- REQUIRED WORK:
Pick out each line containing the string "ylabel" and copy it.

- SOURCE RECORDS:
○ ○ ○ ○

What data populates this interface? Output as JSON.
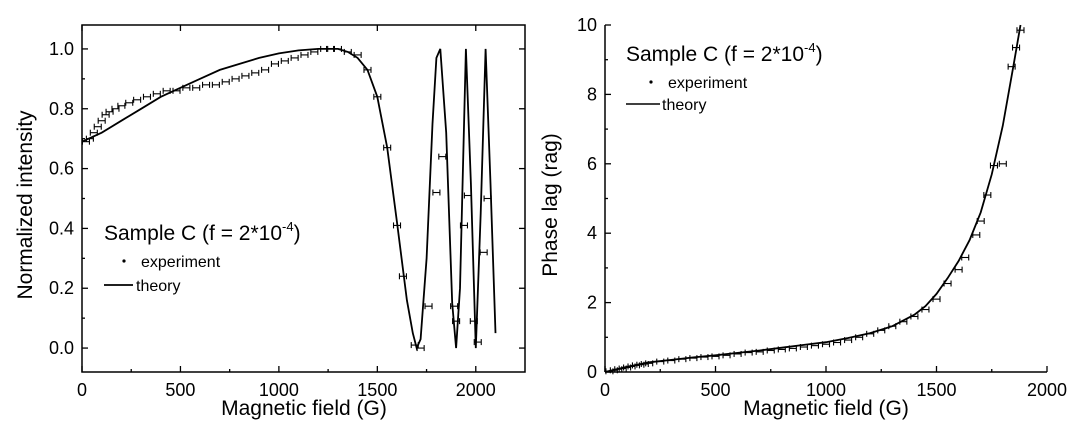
{
  "chart_data": [
    {
      "type": "line",
      "xlabel": "Magnetic field (G)",
      "ylabel": "Normalized  intensity",
      "xlim": [
        0,
        2250
      ],
      "ylim": [
        -0.08,
        1.08
      ],
      "xticks": [
        "0",
        "500",
        "1000",
        "1500",
        "2000"
      ],
      "xtick_values": [
        0,
        500,
        1000,
        1500,
        2000
      ],
      "yticks": [
        "0.0",
        "0.2",
        "0.4",
        "0.6",
        "0.8",
        "1.0"
      ],
      "ytick_values": [
        0.0,
        0.2,
        0.4,
        0.6,
        0.8,
        1.0
      ],
      "legend": {
        "title": "Sample C (f = 2*10",
        "title_sup": "-4",
        "title_end": ")",
        "placement": "lower-left",
        "entries": [
          "experiment",
          "theory"
        ]
      },
      "series": [
        {
          "name": "experiment",
          "style": "points-with-error-bars",
          "x": [
            20,
            40,
            60,
            80,
            100,
            120,
            140,
            170,
            200,
            240,
            280,
            330,
            380,
            430,
            480,
            530,
            580,
            630,
            680,
            730,
            780,
            830,
            880,
            930,
            980,
            1030,
            1080,
            1130,
            1180,
            1230,
            1260,
            1300,
            1350,
            1400,
            1450,
            1500,
            1550,
            1600,
            1630,
            1690,
            1720,
            1760,
            1800,
            1830,
            1890,
            1900,
            1940,
            1960,
            1990,
            2010,
            2040,
            2060
          ],
          "y": [
            0.69,
            0.7,
            0.72,
            0.74,
            0.76,
            0.78,
            0.79,
            0.8,
            0.81,
            0.82,
            0.83,
            0.84,
            0.85,
            0.86,
            0.86,
            0.87,
            0.87,
            0.88,
            0.88,
            0.89,
            0.9,
            0.91,
            0.92,
            0.93,
            0.95,
            0.96,
            0.97,
            0.98,
            0.99,
            1.0,
            1.0,
            1.0,
            0.99,
            0.98,
            0.93,
            0.84,
            0.67,
            0.41,
            0.24,
            0.01,
            0.0,
            0.14,
            0.52,
            0.64,
            0.14,
            0.09,
            0.41,
            0.51,
            0.09,
            0.02,
            0.32,
            0.5
          ]
        },
        {
          "name": "theory",
          "style": "line",
          "x": [
            0,
            100,
            200,
            300,
            400,
            500,
            600,
            700,
            800,
            900,
            1000,
            1100,
            1200,
            1250,
            1300,
            1350,
            1400,
            1450,
            1500,
            1550,
            1600,
            1650,
            1680,
            1700,
            1720,
            1750,
            1780,
            1800,
            1820,
            1850,
            1880,
            1900,
            1920,
            1950,
            1975,
            2000,
            2025,
            2050,
            2075,
            2100
          ],
          "y": [
            0.69,
            0.72,
            0.76,
            0.8,
            0.84,
            0.87,
            0.9,
            0.93,
            0.95,
            0.97,
            0.985,
            0.995,
            1.0,
            1.0,
            1.0,
            0.99,
            0.97,
            0.93,
            0.84,
            0.67,
            0.42,
            0.16,
            0.05,
            0.0,
            0.03,
            0.3,
            0.75,
            0.97,
            1.0,
            0.72,
            0.15,
            0.0,
            0.2,
            1.0,
            0.55,
            0.0,
            0.45,
            1.0,
            0.55,
            0.05
          ]
        }
      ]
    },
    {
      "type": "line",
      "xlabel": "Magnetic field (G)",
      "ylabel": "Phase lag (rag)",
      "xlim": [
        0,
        2000
      ],
      "ylim": [
        0,
        10
      ],
      "xticks": [
        "0",
        "500",
        "1000",
        "1500",
        "2000"
      ],
      "xtick_values": [
        0,
        500,
        1000,
        1500,
        2000
      ],
      "yticks": [
        "0",
        "2",
        "4",
        "6",
        "8",
        "10"
      ],
      "ytick_values": [
        0,
        2,
        4,
        6,
        8,
        10
      ],
      "legend": {
        "title": "Sample C (f = 2*10",
        "title_sup": "-4",
        "title_end": ")",
        "placement": "top-left",
        "entries": [
          "experiment",
          "theory"
        ]
      },
      "series": [
        {
          "name": "experiment",
          "style": "points-with-error-bars",
          "x": [
            20,
            40,
            60,
            80,
            100,
            120,
            140,
            160,
            180,
            200,
            250,
            300,
            350,
            400,
            450,
            500,
            550,
            600,
            650,
            700,
            750,
            800,
            850,
            900,
            950,
            1000,
            1050,
            1100,
            1150,
            1200,
            1250,
            1300,
            1350,
            1400,
            1450,
            1500,
            1550,
            1600,
            1630,
            1680,
            1700,
            1730,
            1760,
            1800,
            1840,
            1860,
            1880
          ],
          "y": [
            0.02,
            0.05,
            0.08,
            0.1,
            0.13,
            0.16,
            0.19,
            0.21,
            0.23,
            0.25,
            0.3,
            0.33,
            0.37,
            0.4,
            0.43,
            0.45,
            0.48,
            0.52,
            0.56,
            0.58,
            0.62,
            0.65,
            0.68,
            0.72,
            0.76,
            0.8,
            0.85,
            0.92,
            1.0,
            1.1,
            1.2,
            1.32,
            1.45,
            1.6,
            1.8,
            2.1,
            2.55,
            2.95,
            3.3,
            3.95,
            4.35,
            5.1,
            5.95,
            6.0,
            8.8,
            9.35,
            9.85
          ]
        },
        {
          "name": "theory",
          "style": "line",
          "x": [
            0,
            100,
            200,
            300,
            400,
            500,
            600,
            700,
            800,
            900,
            1000,
            1100,
            1200,
            1300,
            1400,
            1450,
            1500,
            1550,
            1600,
            1650,
            1700,
            1750,
            1800,
            1850,
            1880
          ],
          "y": [
            0.0,
            0.15,
            0.28,
            0.35,
            0.42,
            0.48,
            0.55,
            0.62,
            0.7,
            0.78,
            0.86,
            0.98,
            1.12,
            1.32,
            1.65,
            1.9,
            2.25,
            2.7,
            3.2,
            3.8,
            4.6,
            5.7,
            7.1,
            8.9,
            10.0
          ]
        }
      ]
    }
  ]
}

○ ○ ○ ○

- WRITTEN RESPONSE:
      "ylabel": "Normalized  intensity",
      "ylabel": "Phase lag (rag)",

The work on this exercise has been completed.